Objective:
Locate each line of the material that contains "JSON", then return it.

The input:
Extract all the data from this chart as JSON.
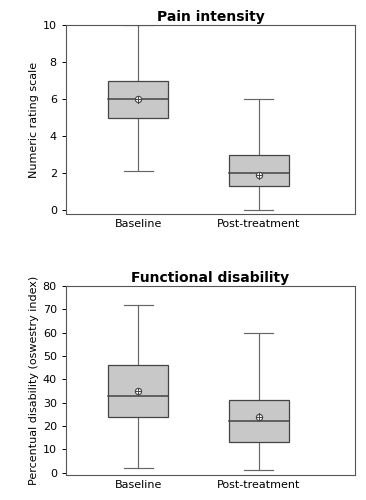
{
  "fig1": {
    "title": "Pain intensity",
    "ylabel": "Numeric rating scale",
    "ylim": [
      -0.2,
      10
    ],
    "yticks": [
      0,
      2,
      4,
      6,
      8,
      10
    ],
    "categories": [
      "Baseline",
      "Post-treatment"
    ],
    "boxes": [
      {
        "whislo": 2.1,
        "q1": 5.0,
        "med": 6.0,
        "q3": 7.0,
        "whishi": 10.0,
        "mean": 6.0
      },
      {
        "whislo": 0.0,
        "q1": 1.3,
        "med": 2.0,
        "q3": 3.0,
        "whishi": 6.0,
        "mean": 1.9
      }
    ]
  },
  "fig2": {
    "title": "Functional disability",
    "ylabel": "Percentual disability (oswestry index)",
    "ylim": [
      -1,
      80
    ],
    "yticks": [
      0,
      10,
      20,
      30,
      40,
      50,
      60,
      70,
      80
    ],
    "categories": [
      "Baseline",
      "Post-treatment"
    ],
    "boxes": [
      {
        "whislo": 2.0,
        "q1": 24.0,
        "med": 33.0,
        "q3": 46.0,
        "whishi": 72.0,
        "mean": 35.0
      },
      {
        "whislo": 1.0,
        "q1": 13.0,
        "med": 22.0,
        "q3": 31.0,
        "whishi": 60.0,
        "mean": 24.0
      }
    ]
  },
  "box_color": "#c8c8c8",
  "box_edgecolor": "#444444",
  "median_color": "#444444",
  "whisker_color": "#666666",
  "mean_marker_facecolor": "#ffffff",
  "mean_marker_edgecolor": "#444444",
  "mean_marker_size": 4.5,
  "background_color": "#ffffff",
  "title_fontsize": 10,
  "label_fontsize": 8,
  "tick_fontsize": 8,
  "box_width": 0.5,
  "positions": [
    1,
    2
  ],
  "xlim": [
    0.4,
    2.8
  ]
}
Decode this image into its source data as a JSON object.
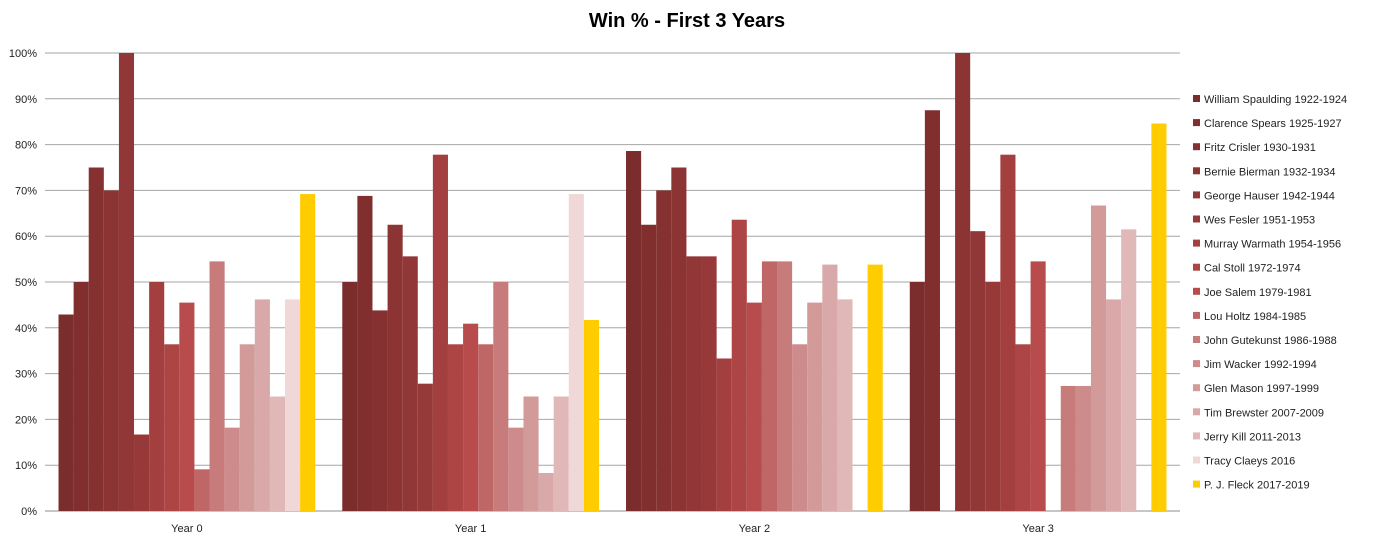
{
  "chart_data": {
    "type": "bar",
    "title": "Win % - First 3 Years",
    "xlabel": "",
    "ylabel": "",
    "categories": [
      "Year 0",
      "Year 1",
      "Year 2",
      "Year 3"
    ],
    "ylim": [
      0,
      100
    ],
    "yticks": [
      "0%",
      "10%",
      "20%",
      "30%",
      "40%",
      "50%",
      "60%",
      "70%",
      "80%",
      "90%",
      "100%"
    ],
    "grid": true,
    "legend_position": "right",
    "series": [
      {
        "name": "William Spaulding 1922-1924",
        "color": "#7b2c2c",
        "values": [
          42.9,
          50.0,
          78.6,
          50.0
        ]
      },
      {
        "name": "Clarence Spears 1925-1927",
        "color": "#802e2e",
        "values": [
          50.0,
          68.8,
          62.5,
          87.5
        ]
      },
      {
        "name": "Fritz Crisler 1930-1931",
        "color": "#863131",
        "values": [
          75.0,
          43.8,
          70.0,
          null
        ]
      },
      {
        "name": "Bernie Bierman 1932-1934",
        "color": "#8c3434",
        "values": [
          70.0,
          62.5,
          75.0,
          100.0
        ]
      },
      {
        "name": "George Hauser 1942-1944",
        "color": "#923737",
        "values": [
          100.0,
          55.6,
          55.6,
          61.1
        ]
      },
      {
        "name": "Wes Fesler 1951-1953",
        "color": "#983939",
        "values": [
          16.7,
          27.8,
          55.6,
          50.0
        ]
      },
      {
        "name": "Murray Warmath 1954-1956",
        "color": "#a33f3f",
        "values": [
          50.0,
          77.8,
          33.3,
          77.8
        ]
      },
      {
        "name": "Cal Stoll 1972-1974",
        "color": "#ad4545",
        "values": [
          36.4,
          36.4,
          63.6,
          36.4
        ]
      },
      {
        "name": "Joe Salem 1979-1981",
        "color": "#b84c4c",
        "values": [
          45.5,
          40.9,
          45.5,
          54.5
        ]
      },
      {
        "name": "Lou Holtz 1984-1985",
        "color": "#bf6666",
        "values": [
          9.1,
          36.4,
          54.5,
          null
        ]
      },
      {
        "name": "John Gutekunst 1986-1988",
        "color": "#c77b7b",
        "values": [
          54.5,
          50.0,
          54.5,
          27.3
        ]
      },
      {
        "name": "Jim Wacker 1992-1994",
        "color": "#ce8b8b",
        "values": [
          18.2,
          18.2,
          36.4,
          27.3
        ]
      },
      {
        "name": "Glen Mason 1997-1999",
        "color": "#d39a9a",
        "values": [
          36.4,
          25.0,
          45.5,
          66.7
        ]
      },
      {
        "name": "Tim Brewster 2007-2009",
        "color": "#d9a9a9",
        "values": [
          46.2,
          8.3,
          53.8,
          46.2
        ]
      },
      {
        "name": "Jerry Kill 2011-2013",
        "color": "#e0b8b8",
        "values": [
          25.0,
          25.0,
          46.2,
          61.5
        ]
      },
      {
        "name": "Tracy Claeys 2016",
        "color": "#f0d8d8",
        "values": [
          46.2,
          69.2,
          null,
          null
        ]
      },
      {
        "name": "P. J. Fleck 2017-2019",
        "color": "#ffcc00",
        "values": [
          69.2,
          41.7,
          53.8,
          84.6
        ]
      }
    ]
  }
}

Written reply:
Extract all the data from this chart as JSON.
Decode this image into its source data as a JSON object.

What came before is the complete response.